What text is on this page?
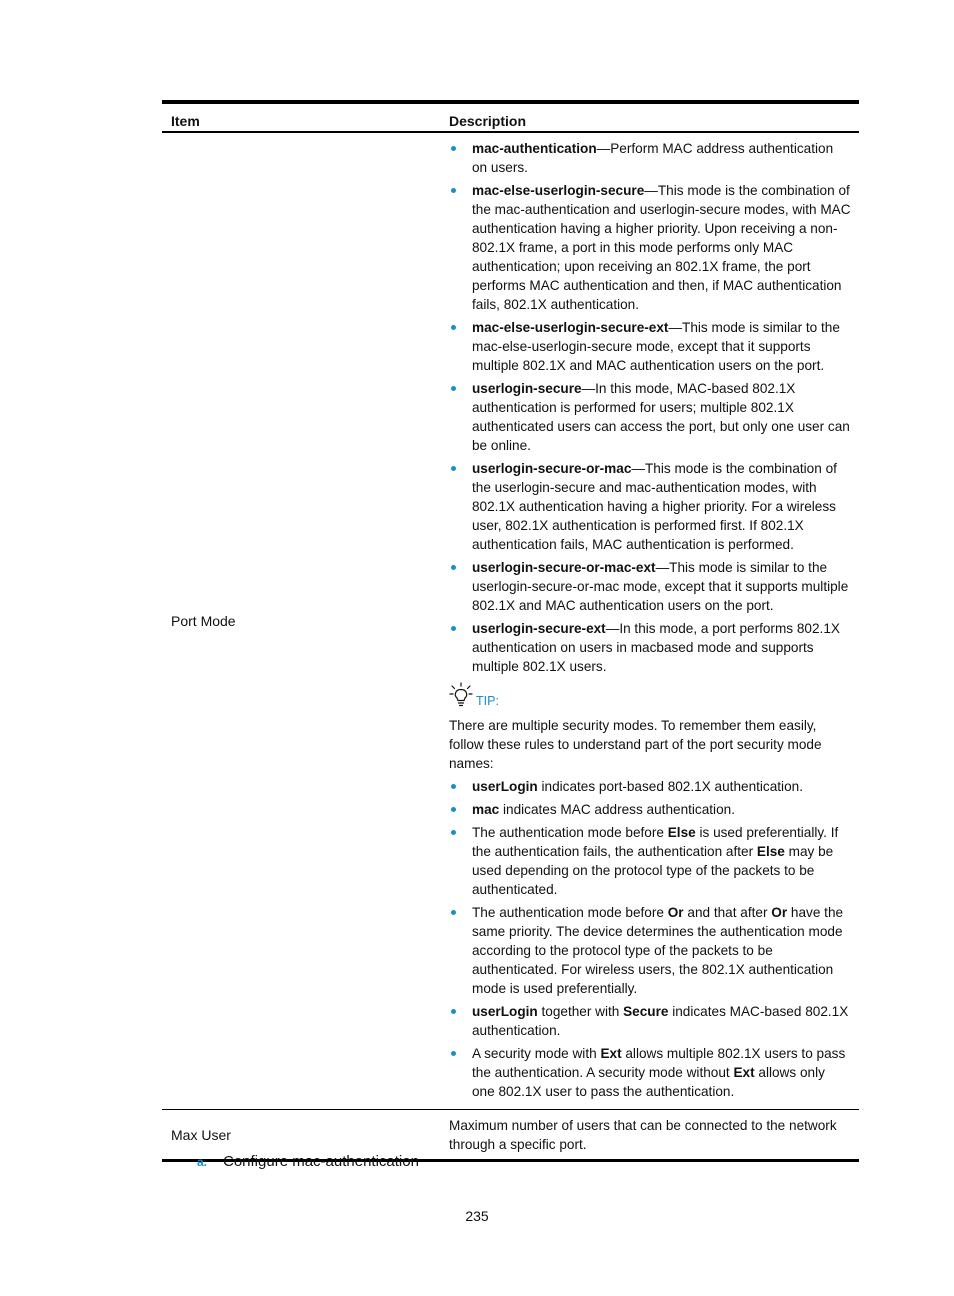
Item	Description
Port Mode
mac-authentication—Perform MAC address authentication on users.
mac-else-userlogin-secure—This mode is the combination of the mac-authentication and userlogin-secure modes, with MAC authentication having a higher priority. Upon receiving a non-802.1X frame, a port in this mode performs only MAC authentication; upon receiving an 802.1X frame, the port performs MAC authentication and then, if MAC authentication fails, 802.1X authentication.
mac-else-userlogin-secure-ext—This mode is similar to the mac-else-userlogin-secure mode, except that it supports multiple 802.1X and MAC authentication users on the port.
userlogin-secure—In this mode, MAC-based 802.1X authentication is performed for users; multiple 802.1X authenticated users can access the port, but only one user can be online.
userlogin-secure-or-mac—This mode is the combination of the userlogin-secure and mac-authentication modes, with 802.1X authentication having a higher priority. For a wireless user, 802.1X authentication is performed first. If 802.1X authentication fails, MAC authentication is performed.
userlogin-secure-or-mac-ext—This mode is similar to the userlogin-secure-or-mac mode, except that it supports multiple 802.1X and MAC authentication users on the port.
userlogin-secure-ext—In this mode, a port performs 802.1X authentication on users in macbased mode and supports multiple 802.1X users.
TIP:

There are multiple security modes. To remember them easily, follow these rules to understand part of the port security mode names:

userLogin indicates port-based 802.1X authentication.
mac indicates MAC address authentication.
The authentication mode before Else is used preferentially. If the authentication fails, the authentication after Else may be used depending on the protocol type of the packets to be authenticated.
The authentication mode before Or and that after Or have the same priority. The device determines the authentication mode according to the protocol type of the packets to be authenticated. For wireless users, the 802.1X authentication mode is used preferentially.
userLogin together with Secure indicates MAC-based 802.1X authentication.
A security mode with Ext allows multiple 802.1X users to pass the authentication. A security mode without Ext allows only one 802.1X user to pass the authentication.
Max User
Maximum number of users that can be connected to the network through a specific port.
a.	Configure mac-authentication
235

TASK OBJECTIVE: Which lines of the material contain the string "except"? List each of them.

RESULT OF THIS EXERCISE:
mac-else-userlogin-secure-ext—This mode is similar to the mac-else-userlogin-secure mode, except that it supports multiple 802.1X and MAC authentication users on the port.
userlogin-secure-or-mac-ext—This mode is similar to the userlogin-secure-or-mac mode, except that it supports multiple 802.1X and MAC authentication users on the port.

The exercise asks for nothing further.